--- START DATA EXCERPTS ---
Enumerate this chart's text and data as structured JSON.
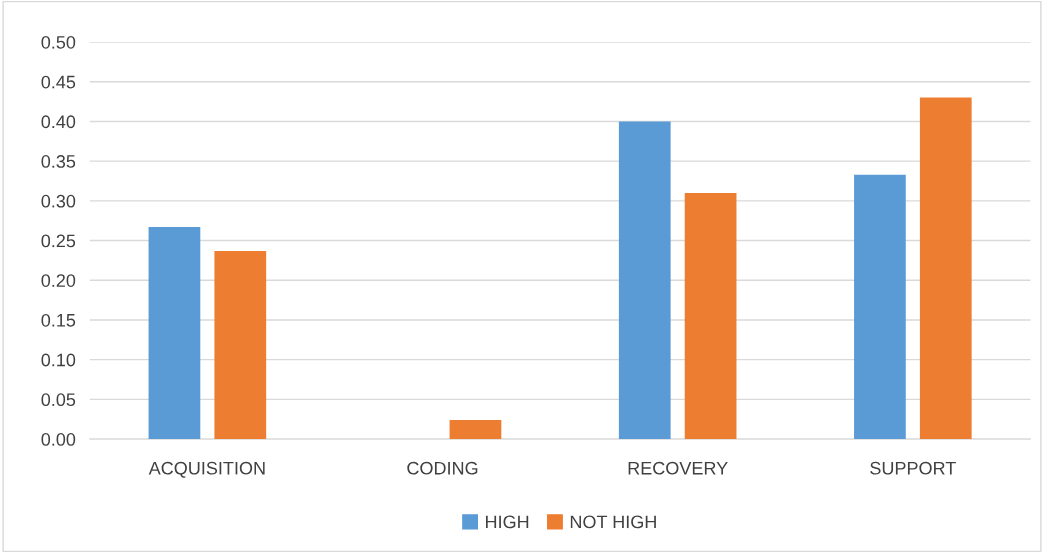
{
  "chart_data": {
    "type": "bar",
    "categories": [
      "ACQUISITION",
      "CODING",
      "RECOVERY",
      "SUPPORT"
    ],
    "series": [
      {
        "name": "HIGH",
        "color": "#5b9bd5",
        "values": [
          0.267,
          0,
          0.4,
          0.333
        ]
      },
      {
        "name": "NOT HIGH",
        "color": "#ed7d31",
        "values": [
          0.237,
          0.024,
          0.31,
          0.43
        ]
      }
    ],
    "ylim": [
      0,
      0.5
    ],
    "yticks": [
      {
        "value": 0,
        "label": "0.00"
      },
      {
        "value": 0.05,
        "label": "0.05"
      },
      {
        "value": 0.1,
        "label": "0.10"
      },
      {
        "value": 0.15,
        "label": "0.15"
      },
      {
        "value": 0.2,
        "label": "0.20"
      },
      {
        "value": 0.25,
        "label": "0.25"
      },
      {
        "value": 0.3,
        "label": "0.30"
      },
      {
        "value": 0.35,
        "label": "0.35"
      },
      {
        "value": 0.4,
        "label": "0.40"
      },
      {
        "value": 0.45,
        "label": "0.45"
      },
      {
        "value": 0.5,
        "label": "0.50"
      }
    ],
    "grid": "y",
    "legend": "bottom"
  }
}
--- END DATA EXCERPTS ---
• [EXERCISE]
Transcribe the records above exactly as they appear, leaving out any pictures.

• [FULL SOLUTION]
Enumerate this chart's text and data as structured JSON.
{
  "chart_data": {
    "type": "bar",
    "categories": [
      "ACQUISITION",
      "CODING",
      "RECOVERY",
      "SUPPORT"
    ],
    "series": [
      {
        "name": "HIGH",
        "color": "#5b9bd5",
        "values": [
          0.267,
          0,
          0.4,
          0.333
        ]
      },
      {
        "name": "NOT HIGH",
        "color": "#ed7d31",
        "values": [
          0.237,
          0.024,
          0.31,
          0.43
        ]
      }
    ],
    "ylim": [
      0,
      0.5
    ],
    "yticks": [
      {
        "value": 0,
        "label": "0.00"
      },
      {
        "value": 0.05,
        "label": "0.05"
      },
      {
        "value": 0.1,
        "label": "0.10"
      },
      {
        "value": 0.15,
        "label": "0.15"
      },
      {
        "value": 0.2,
        "label": "0.20"
      },
      {
        "value": 0.25,
        "label": "0.25"
      },
      {
        "value": 0.3,
        "label": "0.30"
      },
      {
        "value": 0.35,
        "label": "0.35"
      },
      {
        "value": 0.4,
        "label": "0.40"
      },
      {
        "value": 0.45,
        "label": "0.45"
      },
      {
        "value": 0.5,
        "label": "0.50"
      }
    ],
    "grid": "y",
    "legend": "bottom"
  }
}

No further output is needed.